Aim:
Answer with one number: how many lines hold "username".

Data provided:
+---+

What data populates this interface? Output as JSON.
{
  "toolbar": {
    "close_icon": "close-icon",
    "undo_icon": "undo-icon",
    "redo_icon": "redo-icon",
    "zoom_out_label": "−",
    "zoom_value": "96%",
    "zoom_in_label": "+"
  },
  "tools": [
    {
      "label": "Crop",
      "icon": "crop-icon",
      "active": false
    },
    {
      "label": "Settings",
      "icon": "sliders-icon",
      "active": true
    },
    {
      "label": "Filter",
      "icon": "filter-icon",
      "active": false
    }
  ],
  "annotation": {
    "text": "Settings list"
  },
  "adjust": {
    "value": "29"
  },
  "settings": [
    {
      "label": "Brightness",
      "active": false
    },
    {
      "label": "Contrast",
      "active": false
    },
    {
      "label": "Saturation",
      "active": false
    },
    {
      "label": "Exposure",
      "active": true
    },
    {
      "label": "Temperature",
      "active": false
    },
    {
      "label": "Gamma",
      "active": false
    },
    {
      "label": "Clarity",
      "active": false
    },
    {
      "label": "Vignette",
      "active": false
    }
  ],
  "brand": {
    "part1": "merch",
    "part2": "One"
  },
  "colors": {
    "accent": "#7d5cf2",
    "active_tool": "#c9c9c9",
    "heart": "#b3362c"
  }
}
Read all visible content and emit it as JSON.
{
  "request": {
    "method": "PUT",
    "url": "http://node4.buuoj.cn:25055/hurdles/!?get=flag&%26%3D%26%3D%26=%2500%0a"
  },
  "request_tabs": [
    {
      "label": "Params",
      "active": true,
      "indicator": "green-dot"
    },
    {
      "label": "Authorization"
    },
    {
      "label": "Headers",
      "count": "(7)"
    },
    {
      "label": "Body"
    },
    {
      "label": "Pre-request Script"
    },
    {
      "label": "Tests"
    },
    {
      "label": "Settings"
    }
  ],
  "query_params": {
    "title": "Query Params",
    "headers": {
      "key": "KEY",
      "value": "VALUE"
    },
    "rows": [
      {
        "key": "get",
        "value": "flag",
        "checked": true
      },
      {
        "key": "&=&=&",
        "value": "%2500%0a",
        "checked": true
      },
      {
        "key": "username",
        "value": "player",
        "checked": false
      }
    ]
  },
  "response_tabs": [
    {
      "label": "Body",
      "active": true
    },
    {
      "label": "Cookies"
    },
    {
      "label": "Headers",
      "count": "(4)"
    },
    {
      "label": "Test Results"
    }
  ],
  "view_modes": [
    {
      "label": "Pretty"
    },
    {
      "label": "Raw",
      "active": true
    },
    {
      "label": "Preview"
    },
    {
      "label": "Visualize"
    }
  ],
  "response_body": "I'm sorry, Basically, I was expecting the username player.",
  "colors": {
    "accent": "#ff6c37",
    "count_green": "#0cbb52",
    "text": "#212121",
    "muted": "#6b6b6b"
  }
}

+---+

Completed exercise:
2